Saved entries
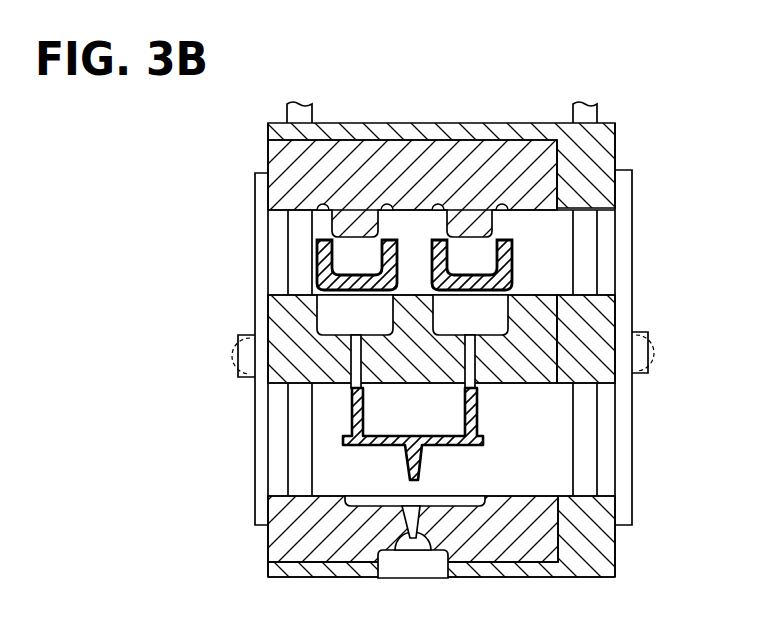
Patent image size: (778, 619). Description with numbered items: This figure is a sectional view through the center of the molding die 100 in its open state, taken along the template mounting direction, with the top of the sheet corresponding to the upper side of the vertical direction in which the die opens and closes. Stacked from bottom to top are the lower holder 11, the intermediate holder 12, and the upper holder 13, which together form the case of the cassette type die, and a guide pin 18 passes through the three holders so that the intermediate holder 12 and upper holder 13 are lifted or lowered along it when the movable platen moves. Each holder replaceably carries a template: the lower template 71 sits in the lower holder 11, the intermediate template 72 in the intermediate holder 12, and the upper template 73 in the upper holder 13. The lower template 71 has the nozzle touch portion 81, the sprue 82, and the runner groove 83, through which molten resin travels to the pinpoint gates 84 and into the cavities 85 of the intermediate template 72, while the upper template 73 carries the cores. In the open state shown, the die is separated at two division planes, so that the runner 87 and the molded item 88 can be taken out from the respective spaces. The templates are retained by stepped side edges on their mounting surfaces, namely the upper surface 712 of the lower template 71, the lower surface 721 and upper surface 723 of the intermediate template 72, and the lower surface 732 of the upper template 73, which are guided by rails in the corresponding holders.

The molding die 100 is at (491, 88).
The guide pin 18 is at (302, 110).
The upper holder 13 is at (588, 150).
The upper template 73 is at (297, 160).
The lower surface 732 is at (293, 215).
The upper surface 723 is at (295, 292).
The intermediate template 72 is at (297, 312).
The intermediate holder 12 is at (588, 312).
The molded item 88 is at (505, 268).
The lower surface 721 is at (318, 395).
The cavity 85 is at (378, 320).
The pinpoint gate 84 is at (475, 335).
The runner 87 is at (483, 440).
The upper surface 712 is at (328, 488).
The runner groove 83 is at (462, 497).
The lower template 71 is at (305, 528).
The lower holder 11 is at (588, 530).
The sprue 82 is at (410, 508).
The nozzle touch portion 81 is at (418, 548).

GIVEN PROBLEM: Copy every line of the material above word for word, leaving out the pictures.

SOLUTION:
Patent image size: (778, 619). Description with numbered items: This figure is a sectional view through the center of the molding die 100 in its open state, taken along the template mounting direction, with the top of the sheet corresponding to the upper side of the vertical direction in which the die opens and closes. Stacked from bottom to top are the lower holder 11, the intermediate holder 12, and the upper holder 13, which together form the case of the cassette type die, and a guide pin 18 passes through the three holders so that the intermediate holder 12 and upper holder 13 are lifted or lowered along it when the movable platen moves. Each holder replaceably carries a template: the lower template 71 sits in the lower holder 11, the intermediate template 72 in the intermediate holder 12, and the upper template 73 in the upper holder 13. The lower template 71 has the nozzle touch portion 81, the sprue 82, and the runner groove 83, through which molten resin travels to the pinpoint gates 84 and into the cavities 85 of the intermediate template 72, while the upper template 73 carries the cores. In the open state shown, the die is separated at two division planes, so that the runner 87 and the molded item 88 can be taken out from the respective spaces. The templates are retained by stepped side edges on their mounting surfaces, namely the upper surface 712 of the lower template 71, the lower surface 721 and upper surface 723 of the intermediate template 72, and the lower surface 732 of the upper template 73, which are guided by rails in the corresponding holders.

The molding die 100 is at (491, 88).
The guide pin 18 is at (302, 110).
The upper holder 13 is at (588, 150).
The upper template 73 is at (297, 160).
The lower surface 732 is at (293, 215).
The upper surface 723 is at (295, 292).
The intermediate template 72 is at (297, 312).
The intermediate holder 12 is at (588, 312).
The molded item 88 is at (505, 268).
The lower surface 721 is at (318, 395).
The cavity 85 is at (378, 320).
The pinpoint gate 84 is at (475, 335).
The runner 87 is at (483, 440).
The upper surface 712 is at (328, 488).
The runner groove 83 is at (462, 497).
The lower template 71 is at (305, 528).
The lower holder 11 is at (588, 530).
The sprue 82 is at (410, 508).
The nozzle touch portion 81 is at (418, 548).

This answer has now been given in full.